## TASK TO COMPLETE
Will you print the material below without altering a single character?

## MATERIAL FOR THIS TASK

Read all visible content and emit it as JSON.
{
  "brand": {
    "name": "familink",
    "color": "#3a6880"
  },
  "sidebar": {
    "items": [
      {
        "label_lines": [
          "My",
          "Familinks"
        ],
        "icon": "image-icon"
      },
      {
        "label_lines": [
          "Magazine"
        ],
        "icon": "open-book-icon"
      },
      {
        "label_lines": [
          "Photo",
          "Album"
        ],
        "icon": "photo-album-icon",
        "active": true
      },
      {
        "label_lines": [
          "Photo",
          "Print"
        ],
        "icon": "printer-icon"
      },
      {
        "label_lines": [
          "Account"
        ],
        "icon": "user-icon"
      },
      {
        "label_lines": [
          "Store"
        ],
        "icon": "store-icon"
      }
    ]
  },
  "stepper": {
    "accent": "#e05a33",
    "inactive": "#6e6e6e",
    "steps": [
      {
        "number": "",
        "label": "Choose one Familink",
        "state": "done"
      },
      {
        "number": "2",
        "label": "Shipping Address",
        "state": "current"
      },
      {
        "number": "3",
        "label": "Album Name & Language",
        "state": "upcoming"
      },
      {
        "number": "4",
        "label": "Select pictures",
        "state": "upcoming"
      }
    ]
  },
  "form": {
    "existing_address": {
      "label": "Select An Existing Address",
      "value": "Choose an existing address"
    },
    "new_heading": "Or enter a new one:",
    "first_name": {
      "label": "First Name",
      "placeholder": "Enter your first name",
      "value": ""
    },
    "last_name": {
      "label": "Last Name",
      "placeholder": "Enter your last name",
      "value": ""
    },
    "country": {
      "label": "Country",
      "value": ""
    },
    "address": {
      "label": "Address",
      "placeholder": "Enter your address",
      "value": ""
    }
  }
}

## SOLVED EXERCISE
Read all visible content and emit it as JSON.
{
  "brand": {
    "name": "familink",
    "color": "#3a6880"
  },
  "sidebar": {
    "items": [
      {
        "label_lines": [
          "My",
          "Familinks"
        ],
        "icon": "image-icon"
      },
      {
        "label_lines": [
          "Magazine"
        ],
        "icon": "open-book-icon"
      },
      {
        "label_lines": [
          "Photo",
          "Album"
        ],
        "icon": "photo-album-icon",
        "active": true
      },
      {
        "label_lines": [
          "Photo",
          "Print"
        ],
        "icon": "printer-icon"
      },
      {
        "label_lines": [
          "Account"
        ],
        "icon": "user-icon"
      },
      {
        "label_lines": [
          "Store"
        ],
        "icon": "store-icon"
      }
    ]
  },
  "stepper": {
    "accent": "#e05a33",
    "inactive": "#6e6e6e",
    "steps": [
      {
        "number": "",
        "label": "Choose one Familink",
        "state": "done"
      },
      {
        "number": "2",
        "label": "Shipping Address",
        "state": "current"
      },
      {
        "number": "3",
        "label": "Album Name & Language",
        "state": "upcoming"
      },
      {
        "number": "4",
        "label": "Select pictures",
        "state": "upcoming"
      }
    ]
  },
  "form": {
    "existing_address": {
      "label": "Select An Existing Address",
      "value": "Choose an existing address"
    },
    "new_heading": "Or enter a new one:",
    "first_name": {
      "label": "First Name",
      "placeholder": "Enter your first name",
      "value": ""
    },
    "last_name": {
      "label": "Last Name",
      "placeholder": "Enter your last name",
      "value": ""
    },
    "country": {
      "label": "Country",
      "value": ""
    },
    "address": {
      "label": "Address",
      "placeholder": "Enter your address",
      "value": ""
    }
  }
}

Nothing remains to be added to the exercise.